----- THE INPUT -----
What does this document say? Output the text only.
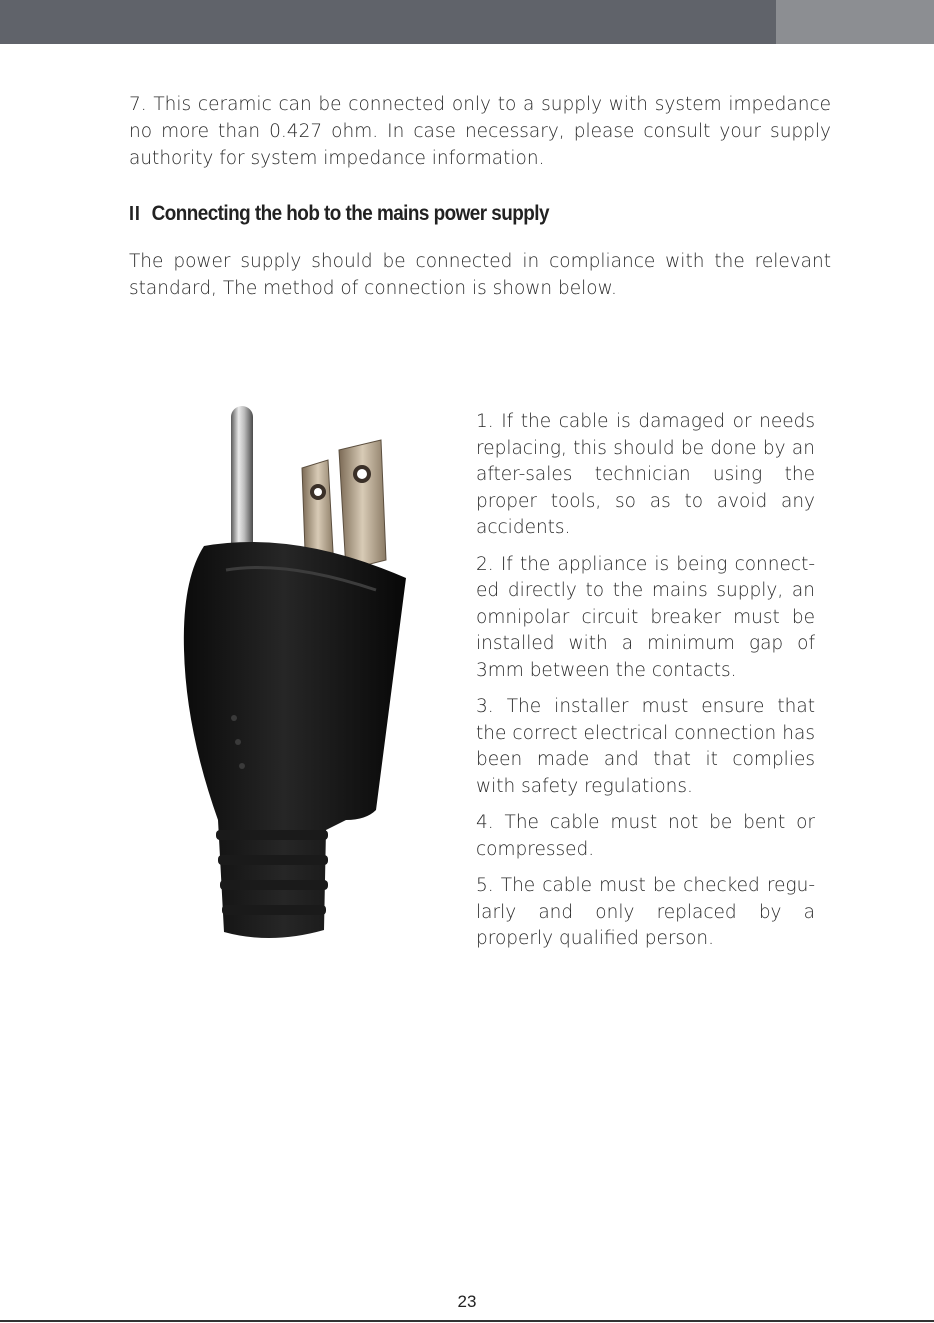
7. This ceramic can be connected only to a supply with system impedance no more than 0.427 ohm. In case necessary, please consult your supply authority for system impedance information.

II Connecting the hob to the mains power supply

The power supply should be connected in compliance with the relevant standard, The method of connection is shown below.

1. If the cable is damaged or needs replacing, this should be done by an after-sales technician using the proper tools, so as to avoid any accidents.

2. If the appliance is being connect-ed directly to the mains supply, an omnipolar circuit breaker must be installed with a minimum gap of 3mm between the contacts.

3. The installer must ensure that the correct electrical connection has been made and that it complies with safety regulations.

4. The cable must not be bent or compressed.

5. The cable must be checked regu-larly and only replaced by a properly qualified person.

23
-----
▶ [DIRECTIONS]: Print every record above exactly as written, leaving out the pictures.

▶ [RESULT OF THE TASK]:
What does this document say? Output the text only.
7. This ceramic can be connected only to a supply with system impedance no more than 0.427 ohm. In case necessary, please consult your supply authority for system impedance information.

II Connecting the hob to the mains power supply

The power supply should be connected in compliance with the relevant standard, The method of connection is shown below.

1. If the cable is damaged or needs replacing, this should be done by an after-sales technician using the proper tools, so as to avoid any accidents.

2. If the appliance is being connect-ed directly to the mains supply, an omnipolar circuit breaker must be installed with a minimum gap of 3mm between the contacts.

3. The installer must ensure that the correct electrical connection has been made and that it complies with safety regulations.

4. The cable must not be bent or compressed.

5. The cable must be checked regu-larly and only replaced by a properly qualified person.

23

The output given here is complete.